Description of the task » Please give the lines starting at the one containing "- save-button[interactable]: Save: [452, 542, 567, 613]" and ending at the one containing "- graduation-cap-icon: [743, 427, 761, 438]", both included, as a JSON list of strings, one string per line and no blank lines.
☆ ☆ ☆ ☆ ☆
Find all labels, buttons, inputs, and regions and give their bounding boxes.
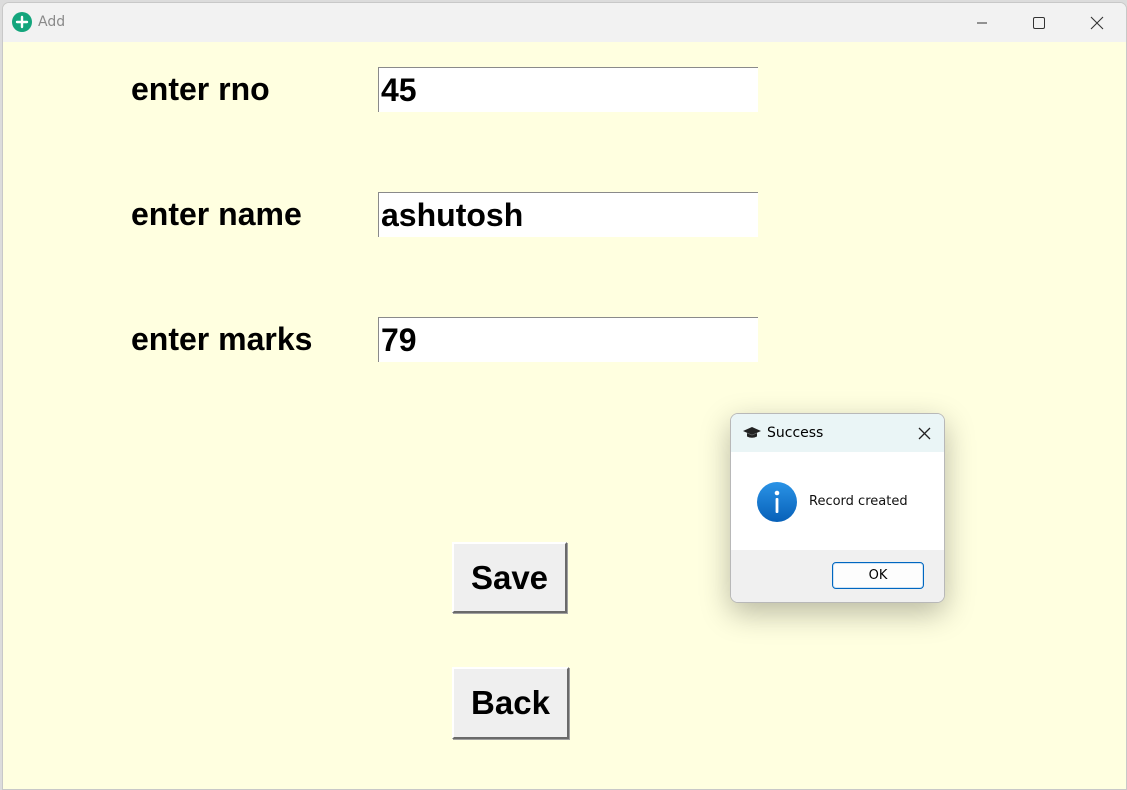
- save-button[interactable]: Save: [452, 542, 567, 613]
- main-window: Add enter rno enter name enter marks Sav…: [2, 2, 1127, 790]
- name-input[interactable]: [378, 192, 758, 237]
- title-bar[interactable]: Add: [3, 3, 1126, 42]
- success-dialog: Success Record created OK: [730, 413, 945, 603]
- minimize-icon: [977, 22, 987, 23]
- marks-input[interactable]: [378, 317, 758, 362]
- ok-button[interactable]: OK: [832, 562, 924, 589]
- close-button[interactable]: [1068, 3, 1126, 42]
- name-label: enter name: [131, 196, 302, 232]
- rno-label: enter rno: [131, 71, 270, 107]
- dialog-close-button[interactable]: [914, 423, 934, 443]
- graduation-cap-icon: [743, 427, 761, 438]
- dialog-title: Success: [767, 425, 824, 441]
- minimize-button[interactable]: [953, 3, 1011, 42]
- add-circle-icon: [12, 12, 32, 32]
- maximize-icon: [1033, 16, 1045, 29]
- dialog-footer: OK: [731, 550, 944, 602]
- close-icon: [918, 427, 930, 439]
- back-button[interactable]: Back: [452, 667, 569, 739]
- dialog-title-bar[interactable]: Success: [731, 414, 944, 452]
- info-icon: [757, 482, 797, 522]
- close-icon: [1090, 16, 1104, 29]
- dialog-message: Record created: [809, 494, 908, 509]
- marks-label: enter marks: [131, 321, 313, 357]
- rno-input[interactable]: [378, 67, 758, 112]
- maximize-button[interactable]: [1010, 3, 1068, 42]
- window-title: Add: [38, 14, 66, 30]
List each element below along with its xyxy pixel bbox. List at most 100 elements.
☆ ☆ ☆ ☆ ☆
Written response »
[
  "- save-button[interactable]: Save: [452, 542, 567, 613]",
  "- main-window: Add enter rno enter name enter marks Sav…: [2, 2, 1127, 790]",
  "- name-input[interactable]: [378, 192, 758, 237]",
  "- title-bar[interactable]: Add: [3, 3, 1126, 42]",
  "- success-dialog: Success Record created OK: [730, 413, 945, 603]",
  "- minimize-icon: [977, 22, 987, 23]",
  "- marks-input[interactable]: [378, 317, 758, 362]",
  "- ok-button[interactable]: OK: [832, 562, 924, 589]",
  "- close-button[interactable]: [1068, 3, 1126, 42]",
  "- name-label: enter name: [131, 196, 302, 232]",
  "- rno-label: enter rno: [131, 71, 270, 107]",
  "- dialog-close-button[interactable]: [914, 423, 934, 443]",
  "- graduation-cap-icon: [743, 427, 761, 438]"
]